(AIM OF THE TASK) Records follow. Select each line holding "this".

Data records
####

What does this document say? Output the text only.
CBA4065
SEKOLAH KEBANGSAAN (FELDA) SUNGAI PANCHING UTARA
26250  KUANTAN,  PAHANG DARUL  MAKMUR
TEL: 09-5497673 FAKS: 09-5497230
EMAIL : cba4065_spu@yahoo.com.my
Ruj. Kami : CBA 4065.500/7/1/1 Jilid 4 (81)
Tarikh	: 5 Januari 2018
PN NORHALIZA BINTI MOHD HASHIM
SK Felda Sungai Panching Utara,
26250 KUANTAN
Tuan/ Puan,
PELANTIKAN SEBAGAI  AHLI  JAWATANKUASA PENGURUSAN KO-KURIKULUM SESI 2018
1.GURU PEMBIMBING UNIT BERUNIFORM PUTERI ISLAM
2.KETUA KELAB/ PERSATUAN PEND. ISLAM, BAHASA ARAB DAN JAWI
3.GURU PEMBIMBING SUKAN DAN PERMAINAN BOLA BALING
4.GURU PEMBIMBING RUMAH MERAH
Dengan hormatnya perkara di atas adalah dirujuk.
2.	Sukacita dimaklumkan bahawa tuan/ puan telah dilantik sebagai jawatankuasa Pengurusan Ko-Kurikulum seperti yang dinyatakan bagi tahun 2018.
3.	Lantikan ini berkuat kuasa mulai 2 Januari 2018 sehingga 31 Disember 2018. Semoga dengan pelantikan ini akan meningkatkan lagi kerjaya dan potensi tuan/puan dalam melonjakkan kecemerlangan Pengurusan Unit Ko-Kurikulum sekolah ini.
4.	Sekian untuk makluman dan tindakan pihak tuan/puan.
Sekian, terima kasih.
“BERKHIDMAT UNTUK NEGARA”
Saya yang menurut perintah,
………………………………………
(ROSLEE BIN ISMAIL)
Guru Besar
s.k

####

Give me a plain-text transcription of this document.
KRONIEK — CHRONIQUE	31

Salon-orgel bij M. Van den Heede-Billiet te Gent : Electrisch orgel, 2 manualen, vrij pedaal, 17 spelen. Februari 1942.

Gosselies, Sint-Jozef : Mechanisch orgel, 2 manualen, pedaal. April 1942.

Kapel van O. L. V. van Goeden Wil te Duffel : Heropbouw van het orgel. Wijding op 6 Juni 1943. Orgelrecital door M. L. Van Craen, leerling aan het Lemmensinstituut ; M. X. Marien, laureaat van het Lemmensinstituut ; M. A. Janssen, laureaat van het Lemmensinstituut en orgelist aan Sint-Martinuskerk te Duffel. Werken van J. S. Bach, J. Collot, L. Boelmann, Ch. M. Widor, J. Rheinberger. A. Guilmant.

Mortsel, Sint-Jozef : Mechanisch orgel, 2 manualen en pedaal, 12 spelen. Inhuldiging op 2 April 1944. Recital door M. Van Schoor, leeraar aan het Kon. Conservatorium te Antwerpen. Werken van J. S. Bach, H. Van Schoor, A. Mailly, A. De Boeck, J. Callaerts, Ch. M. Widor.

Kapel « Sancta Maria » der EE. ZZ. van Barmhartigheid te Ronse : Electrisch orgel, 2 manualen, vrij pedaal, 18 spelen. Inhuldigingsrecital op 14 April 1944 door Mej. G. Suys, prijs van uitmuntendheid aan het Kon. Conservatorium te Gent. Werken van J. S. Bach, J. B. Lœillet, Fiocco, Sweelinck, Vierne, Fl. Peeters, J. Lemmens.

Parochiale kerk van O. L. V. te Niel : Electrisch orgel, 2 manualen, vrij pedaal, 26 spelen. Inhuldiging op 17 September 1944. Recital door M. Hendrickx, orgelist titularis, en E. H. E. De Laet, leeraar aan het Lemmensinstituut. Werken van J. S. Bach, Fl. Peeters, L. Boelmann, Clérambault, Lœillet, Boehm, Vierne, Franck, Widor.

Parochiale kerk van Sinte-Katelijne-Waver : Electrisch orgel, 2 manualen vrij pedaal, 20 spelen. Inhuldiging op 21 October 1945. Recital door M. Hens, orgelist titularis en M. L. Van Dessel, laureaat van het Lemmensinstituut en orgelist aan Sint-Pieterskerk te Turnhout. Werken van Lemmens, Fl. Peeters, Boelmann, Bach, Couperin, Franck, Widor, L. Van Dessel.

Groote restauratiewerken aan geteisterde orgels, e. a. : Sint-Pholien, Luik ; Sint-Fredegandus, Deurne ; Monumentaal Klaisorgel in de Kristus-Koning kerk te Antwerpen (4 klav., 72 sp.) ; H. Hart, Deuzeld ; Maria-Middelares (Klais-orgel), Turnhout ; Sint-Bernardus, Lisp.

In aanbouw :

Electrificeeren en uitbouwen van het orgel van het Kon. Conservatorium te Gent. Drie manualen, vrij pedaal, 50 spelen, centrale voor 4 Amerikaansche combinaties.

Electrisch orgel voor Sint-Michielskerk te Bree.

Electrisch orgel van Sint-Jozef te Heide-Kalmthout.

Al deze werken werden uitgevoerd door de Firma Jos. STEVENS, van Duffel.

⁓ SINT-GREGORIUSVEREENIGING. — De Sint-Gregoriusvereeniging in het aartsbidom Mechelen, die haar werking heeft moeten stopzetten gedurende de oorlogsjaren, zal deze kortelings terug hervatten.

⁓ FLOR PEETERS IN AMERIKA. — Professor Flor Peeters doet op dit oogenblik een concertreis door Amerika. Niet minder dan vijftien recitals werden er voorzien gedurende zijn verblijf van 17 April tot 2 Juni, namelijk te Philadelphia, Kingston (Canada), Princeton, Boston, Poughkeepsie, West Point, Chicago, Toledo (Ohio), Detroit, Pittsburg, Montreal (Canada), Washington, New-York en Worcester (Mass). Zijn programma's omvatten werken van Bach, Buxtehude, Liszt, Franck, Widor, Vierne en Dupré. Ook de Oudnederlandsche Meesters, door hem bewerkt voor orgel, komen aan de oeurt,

####

(REPLY)
What does this document say? Output the text only.
Give me a plain-text transcription of this document.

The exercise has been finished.